____ Dataset

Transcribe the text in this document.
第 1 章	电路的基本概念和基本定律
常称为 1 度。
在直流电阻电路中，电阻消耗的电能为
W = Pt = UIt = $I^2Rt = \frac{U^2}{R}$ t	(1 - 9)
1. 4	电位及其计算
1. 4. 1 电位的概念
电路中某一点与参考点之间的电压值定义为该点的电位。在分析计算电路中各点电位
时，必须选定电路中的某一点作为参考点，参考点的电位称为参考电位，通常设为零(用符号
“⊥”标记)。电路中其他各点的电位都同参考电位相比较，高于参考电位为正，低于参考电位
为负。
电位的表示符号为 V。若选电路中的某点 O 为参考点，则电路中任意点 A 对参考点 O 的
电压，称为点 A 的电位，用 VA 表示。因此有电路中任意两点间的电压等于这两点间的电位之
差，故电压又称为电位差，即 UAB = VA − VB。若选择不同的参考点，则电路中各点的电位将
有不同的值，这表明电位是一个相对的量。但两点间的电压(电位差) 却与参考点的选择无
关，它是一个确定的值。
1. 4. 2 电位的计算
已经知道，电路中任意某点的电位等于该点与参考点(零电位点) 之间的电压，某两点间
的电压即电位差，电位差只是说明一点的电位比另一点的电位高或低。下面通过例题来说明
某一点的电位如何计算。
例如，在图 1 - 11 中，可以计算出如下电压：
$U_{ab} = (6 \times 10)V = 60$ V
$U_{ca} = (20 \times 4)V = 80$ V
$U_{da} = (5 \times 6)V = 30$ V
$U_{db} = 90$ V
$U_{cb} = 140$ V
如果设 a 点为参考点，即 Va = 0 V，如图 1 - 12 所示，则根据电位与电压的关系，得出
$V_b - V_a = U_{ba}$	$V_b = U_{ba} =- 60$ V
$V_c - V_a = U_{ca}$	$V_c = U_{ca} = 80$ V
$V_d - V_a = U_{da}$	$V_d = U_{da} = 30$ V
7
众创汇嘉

________

**The problem:**
Write out all of the records once more, exactly.

**Task result:**
Transcribe the text in this document.
第 1 章	电路的基本概念和基本定律
常称为 1 度。
在直流电阻电路中，电阻消耗的电能为
W = Pt = UIt = $I^2Rt = \frac{U^2}{R}$ t	(1 - 9)
1. 4	电位及其计算
1. 4. 1 电位的概念
电路中某一点与参考点之间的电压值定义为该点的电位。在分析计算电路中各点电位
时，必须选定电路中的某一点作为参考点，参考点的电位称为参考电位，通常设为零(用符号
“⊥”标记)。电路中其他各点的电位都同参考电位相比较，高于参考电位为正，低于参考电位
为负。
电位的表示符号为 V。若选电路中的某点 O 为参考点，则电路中任意点 A 对参考点 O 的
电压，称为点 A 的电位，用 VA 表示。因此有电路中任意两点间的电压等于这两点间的电位之
差，故电压又称为电位差，即 UAB = VA − VB。若选择不同的参考点，则电路中各点的电位将
有不同的值，这表明电位是一个相对的量。但两点间的电压(电位差) 却与参考点的选择无
关，它是一个确定的值。
1. 4. 2 电位的计算
已经知道，电路中任意某点的电位等于该点与参考点(零电位点) 之间的电压，某两点间
的电压即电位差，电位差只是说明一点的电位比另一点的电位高或低。下面通过例题来说明
某一点的电位如何计算。
例如，在图 1 - 11 中，可以计算出如下电压：
$U_{ab} = (6 \times 10)V = 60$ V
$U_{ca} = (20 \times 4)V = 80$ V
$U_{da} = (5 \times 6)V = 30$ V
$U_{db} = 90$ V
$U_{cb} = 140$ V
如果设 a 点为参考点，即 Va = 0 V，如图 1 - 12 所示，则根据电位与电压的关系，得出
$V_b - V_a = U_{ba}$	$V_b = U_{ba} =- 60$ V
$V_c - V_a = U_{ca}$	$V_c = U_{ca} = 80$ V
$V_d - V_a = U_{da}$	$V_d = U_{da} = 30$ V
7
众创汇嘉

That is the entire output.